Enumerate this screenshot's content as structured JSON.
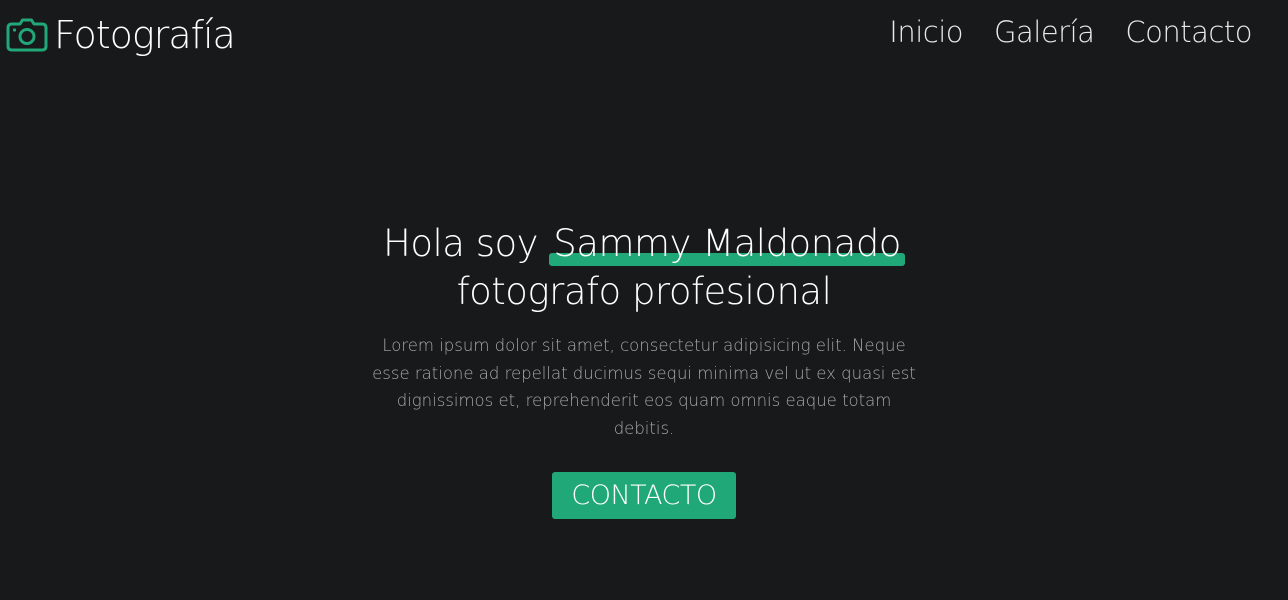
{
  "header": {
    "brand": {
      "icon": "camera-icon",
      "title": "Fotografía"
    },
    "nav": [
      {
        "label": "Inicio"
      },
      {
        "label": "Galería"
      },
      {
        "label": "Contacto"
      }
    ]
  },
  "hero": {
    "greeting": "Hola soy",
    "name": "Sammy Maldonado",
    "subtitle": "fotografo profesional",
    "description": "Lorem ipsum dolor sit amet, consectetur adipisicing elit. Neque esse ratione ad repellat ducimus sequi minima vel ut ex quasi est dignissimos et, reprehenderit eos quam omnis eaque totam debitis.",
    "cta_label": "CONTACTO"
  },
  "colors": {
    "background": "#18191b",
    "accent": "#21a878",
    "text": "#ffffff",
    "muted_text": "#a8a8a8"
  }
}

> [Problem] Copy all the records above exactly, but leave out the pictures.

> [Exercise response]
Enumerate this screenshot's content as structured JSON.
{
  "header": {
    "brand": {
      "icon": "camera-icon",
      "title": "Fotografía"
    },
    "nav": [
      {
        "label": "Inicio"
      },
      {
        "label": "Galería"
      },
      {
        "label": "Contacto"
      }
    ]
  },
  "hero": {
    "greeting": "Hola soy",
    "name": "Sammy Maldonado",
    "subtitle": "fotografo profesional",
    "description": "Lorem ipsum dolor sit amet, consectetur adipisicing elit. Neque esse ratione ad repellat ducimus sequi minima vel ut ex quasi est dignissimos et, reprehenderit eos quam omnis eaque totam debitis.",
    "cta_label": "CONTACTO"
  },
  "colors": {
    "background": "#18191b",
    "accent": "#21a878",
    "text": "#ffffff",
    "muted_text": "#a8a8a8"
  }
}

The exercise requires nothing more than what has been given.